(Figure data in JSON)
════════

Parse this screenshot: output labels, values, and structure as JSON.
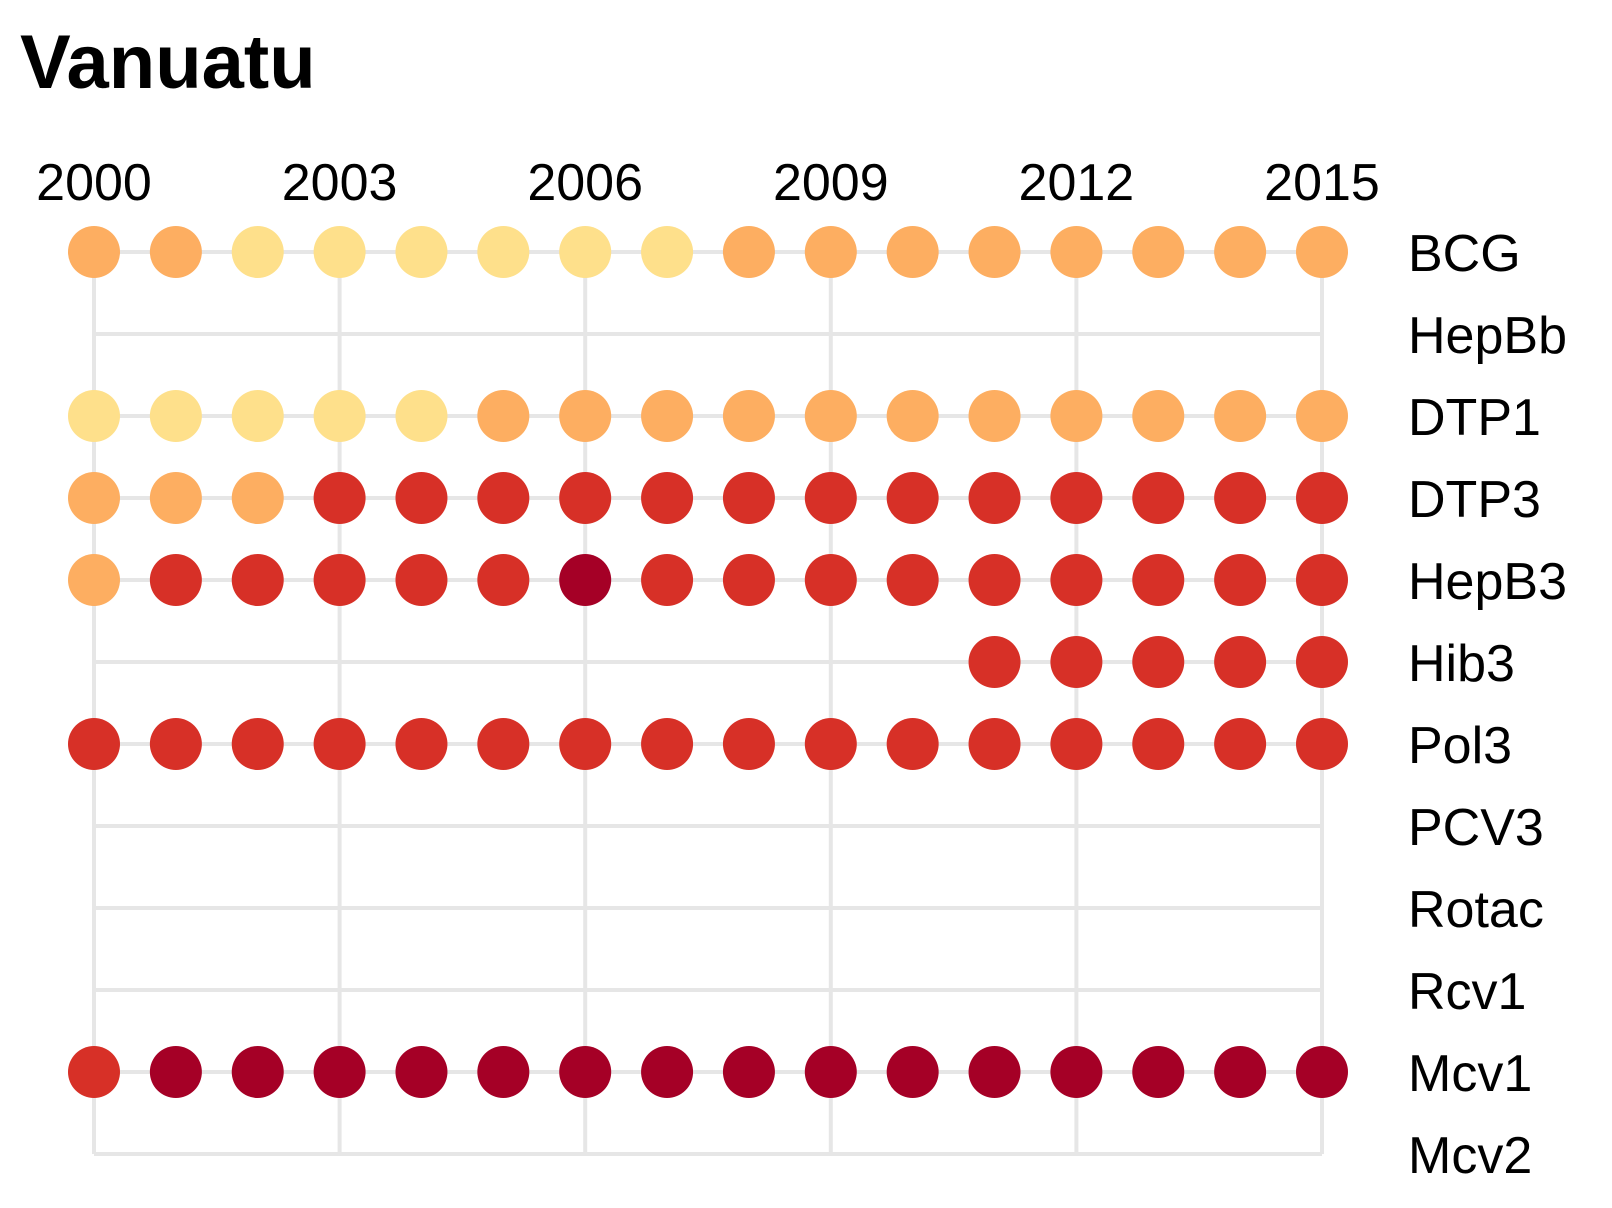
{
  "chart_data": {
    "type": "scatter",
    "title": "Vanuatu",
    "x": [
      2000,
      2001,
      2002,
      2003,
      2004,
      2005,
      2006,
      2007,
      2008,
      2009,
      2010,
      2011,
      2012,
      2013,
      2014,
      2015
    ],
    "x_tick_labels": [
      "2000",
      "2003",
      "2006",
      "2009",
      "2012",
      "2015"
    ],
    "xlim": [
      2000,
      2015
    ],
    "categories": [
      "BCG",
      "HepBb",
      "DTP1",
      "DTP3",
      "HepB3",
      "Hib3",
      "Pol3",
      "PCV3",
      "Rotac",
      "Rcv1",
      "Mcv1",
      "Mcv2"
    ],
    "grid": true,
    "legend": "none",
    "color_scale": {
      "1": "#fee08b",
      "2": "#fdae61",
      "3": "#d73027",
      "4": "#a50026"
    },
    "series": [
      {
        "name": "BCG",
        "values": [
          2,
          2,
          1,
          1,
          1,
          1,
          1,
          1,
          2,
          2,
          2,
          2,
          2,
          2,
          2,
          2
        ]
      },
      {
        "name": "HepBb",
        "values": [
          null,
          null,
          null,
          null,
          null,
          null,
          null,
          null,
          null,
          null,
          null,
          null,
          null,
          null,
          null,
          null
        ]
      },
      {
        "name": "DTP1",
        "values": [
          1,
          1,
          1,
          1,
          1,
          2,
          2,
          2,
          2,
          2,
          2,
          2,
          2,
          2,
          2,
          2
        ]
      },
      {
        "name": "DTP3",
        "values": [
          2,
          2,
          2,
          3,
          3,
          3,
          3,
          3,
          3,
          3,
          3,
          3,
          3,
          3,
          3,
          3
        ]
      },
      {
        "name": "HepB3",
        "values": [
          2,
          3,
          3,
          3,
          3,
          3,
          4,
          3,
          3,
          3,
          3,
          3,
          3,
          3,
          3,
          3
        ]
      },
      {
        "name": "Hib3",
        "values": [
          null,
          null,
          null,
          null,
          null,
          null,
          null,
          null,
          null,
          null,
          null,
          3,
          3,
          3,
          3,
          3
        ]
      },
      {
        "name": "Pol3",
        "values": [
          3,
          3,
          3,
          3,
          3,
          3,
          3,
          3,
          3,
          3,
          3,
          3,
          3,
          3,
          3,
          3
        ]
      },
      {
        "name": "PCV3",
        "values": [
          null,
          null,
          null,
          null,
          null,
          null,
          null,
          null,
          null,
          null,
          null,
          null,
          null,
          null,
          null,
          null
        ]
      },
      {
        "name": "Rotac",
        "values": [
          null,
          null,
          null,
          null,
          null,
          null,
          null,
          null,
          null,
          null,
          null,
          null,
          null,
          null,
          null,
          null
        ]
      },
      {
        "name": "Rcv1",
        "values": [
          null,
          null,
          null,
          null,
          null,
          null,
          null,
          null,
          null,
          null,
          null,
          null,
          null,
          null,
          null,
          null
        ]
      },
      {
        "name": "Mcv1",
        "values": [
          3,
          4,
          4,
          4,
          4,
          4,
          4,
          4,
          4,
          4,
          4,
          4,
          4,
          4,
          4,
          4
        ]
      },
      {
        "name": "Mcv2",
        "values": [
          null,
          null,
          null,
          null,
          null,
          null,
          null,
          null,
          null,
          null,
          null,
          null,
          null,
          null,
          null,
          null
        ]
      }
    ]
  }
}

════════

Quote the data above in full, leaving out the pictures it holds.

Parse this screenshot: output labels, values, and structure as JSON.
{
  "chart_data": {
    "type": "scatter",
    "title": "Vanuatu",
    "x": [
      2000,
      2001,
      2002,
      2003,
      2004,
      2005,
      2006,
      2007,
      2008,
      2009,
      2010,
      2011,
      2012,
      2013,
      2014,
      2015
    ],
    "x_tick_labels": [
      "2000",
      "2003",
      "2006",
      "2009",
      "2012",
      "2015"
    ],
    "xlim": [
      2000,
      2015
    ],
    "categories": [
      "BCG",
      "HepBb",
      "DTP1",
      "DTP3",
      "HepB3",
      "Hib3",
      "Pol3",
      "PCV3",
      "Rotac",
      "Rcv1",
      "Mcv1",
      "Mcv2"
    ],
    "grid": true,
    "legend": "none",
    "color_scale": {
      "1": "#fee08b",
      "2": "#fdae61",
      "3": "#d73027",
      "4": "#a50026"
    },
    "series": [
      {
        "name": "BCG",
        "values": [
          2,
          2,
          1,
          1,
          1,
          1,
          1,
          1,
          2,
          2,
          2,
          2,
          2,
          2,
          2,
          2
        ]
      },
      {
        "name": "HepBb",
        "values": [
          null,
          null,
          null,
          null,
          null,
          null,
          null,
          null,
          null,
          null,
          null,
          null,
          null,
          null,
          null,
          null
        ]
      },
      {
        "name": "DTP1",
        "values": [
          1,
          1,
          1,
          1,
          1,
          2,
          2,
          2,
          2,
          2,
          2,
          2,
          2,
          2,
          2,
          2
        ]
      },
      {
        "name": "DTP3",
        "values": [
          2,
          2,
          2,
          3,
          3,
          3,
          3,
          3,
          3,
          3,
          3,
          3,
          3,
          3,
          3,
          3
        ]
      },
      {
        "name": "HepB3",
        "values": [
          2,
          3,
          3,
          3,
          3,
          3,
          4,
          3,
          3,
          3,
          3,
          3,
          3,
          3,
          3,
          3
        ]
      },
      {
        "name": "Hib3",
        "values": [
          null,
          null,
          null,
          null,
          null,
          null,
          null,
          null,
          null,
          null,
          null,
          3,
          3,
          3,
          3,
          3
        ]
      },
      {
        "name": "Pol3",
        "values": [
          3,
          3,
          3,
          3,
          3,
          3,
          3,
          3,
          3,
          3,
          3,
          3,
          3,
          3,
          3,
          3
        ]
      },
      {
        "name": "PCV3",
        "values": [
          null,
          null,
          null,
          null,
          null,
          null,
          null,
          null,
          null,
          null,
          null,
          null,
          null,
          null,
          null,
          null
        ]
      },
      {
        "name": "Rotac",
        "values": [
          null,
          null,
          null,
          null,
          null,
          null,
          null,
          null,
          null,
          null,
          null,
          null,
          null,
          null,
          null,
          null
        ]
      },
      {
        "name": "Rcv1",
        "values": [
          null,
          null,
          null,
          null,
          null,
          null,
          null,
          null,
          null,
          null,
          null,
          null,
          null,
          null,
          null,
          null
        ]
      },
      {
        "name": "Mcv1",
        "values": [
          3,
          4,
          4,
          4,
          4,
          4,
          4,
          4,
          4,
          4,
          4,
          4,
          4,
          4,
          4,
          4
        ]
      },
      {
        "name": "Mcv2",
        "values": [
          null,
          null,
          null,
          null,
          null,
          null,
          null,
          null,
          null,
          null,
          null,
          null,
          null,
          null,
          null,
          null
        ]
      }
    ]
  }
}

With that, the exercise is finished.